◆ **Description of the task**
Using the listing below, please gather every line containing the word "name".

◆ **Records for processing**
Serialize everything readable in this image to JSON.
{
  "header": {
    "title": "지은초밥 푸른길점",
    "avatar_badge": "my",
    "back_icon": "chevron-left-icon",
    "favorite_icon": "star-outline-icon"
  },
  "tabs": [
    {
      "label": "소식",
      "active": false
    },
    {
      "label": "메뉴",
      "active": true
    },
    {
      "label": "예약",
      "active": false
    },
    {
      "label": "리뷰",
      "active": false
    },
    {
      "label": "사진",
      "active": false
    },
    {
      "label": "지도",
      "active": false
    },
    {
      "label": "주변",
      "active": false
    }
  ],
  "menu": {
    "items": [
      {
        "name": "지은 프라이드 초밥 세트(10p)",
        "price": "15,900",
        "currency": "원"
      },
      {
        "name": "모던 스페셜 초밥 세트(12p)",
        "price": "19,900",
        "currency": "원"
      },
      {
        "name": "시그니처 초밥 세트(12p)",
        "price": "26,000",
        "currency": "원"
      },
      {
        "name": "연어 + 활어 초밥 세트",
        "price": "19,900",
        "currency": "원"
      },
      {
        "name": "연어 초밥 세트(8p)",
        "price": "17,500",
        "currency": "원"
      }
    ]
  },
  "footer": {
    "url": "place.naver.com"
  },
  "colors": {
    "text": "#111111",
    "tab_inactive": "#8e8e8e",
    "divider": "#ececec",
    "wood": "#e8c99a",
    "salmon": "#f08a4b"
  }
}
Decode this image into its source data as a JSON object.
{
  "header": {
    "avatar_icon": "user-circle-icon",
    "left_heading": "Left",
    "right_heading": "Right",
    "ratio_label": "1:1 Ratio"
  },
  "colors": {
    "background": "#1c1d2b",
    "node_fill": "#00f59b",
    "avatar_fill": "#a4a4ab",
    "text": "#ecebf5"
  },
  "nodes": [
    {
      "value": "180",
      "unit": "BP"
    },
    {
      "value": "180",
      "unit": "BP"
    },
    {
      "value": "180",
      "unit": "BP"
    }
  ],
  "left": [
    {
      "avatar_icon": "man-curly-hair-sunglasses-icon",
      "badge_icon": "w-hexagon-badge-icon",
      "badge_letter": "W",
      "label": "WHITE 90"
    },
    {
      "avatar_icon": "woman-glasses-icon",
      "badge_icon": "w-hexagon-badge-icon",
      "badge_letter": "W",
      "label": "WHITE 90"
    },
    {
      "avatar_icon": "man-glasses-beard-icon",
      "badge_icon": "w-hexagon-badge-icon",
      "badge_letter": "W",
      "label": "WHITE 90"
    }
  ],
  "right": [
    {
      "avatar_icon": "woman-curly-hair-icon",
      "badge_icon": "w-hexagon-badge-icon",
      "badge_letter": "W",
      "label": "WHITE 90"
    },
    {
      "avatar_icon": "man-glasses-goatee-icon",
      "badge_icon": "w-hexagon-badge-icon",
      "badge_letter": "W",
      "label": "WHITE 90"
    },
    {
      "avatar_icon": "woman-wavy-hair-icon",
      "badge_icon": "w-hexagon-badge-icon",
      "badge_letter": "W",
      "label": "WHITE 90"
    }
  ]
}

◆ **Completed task**
        "name": "지은 프라이드 초밥 세트(10p)",
        "name": "모던 스페셜 초밥 세트(12p)",
        "name": "시그니처 초밥 세트(12p)",
        "name": "연어 + 활어 초밥 세트",
        "name": "연어 초밥 세트(8p)",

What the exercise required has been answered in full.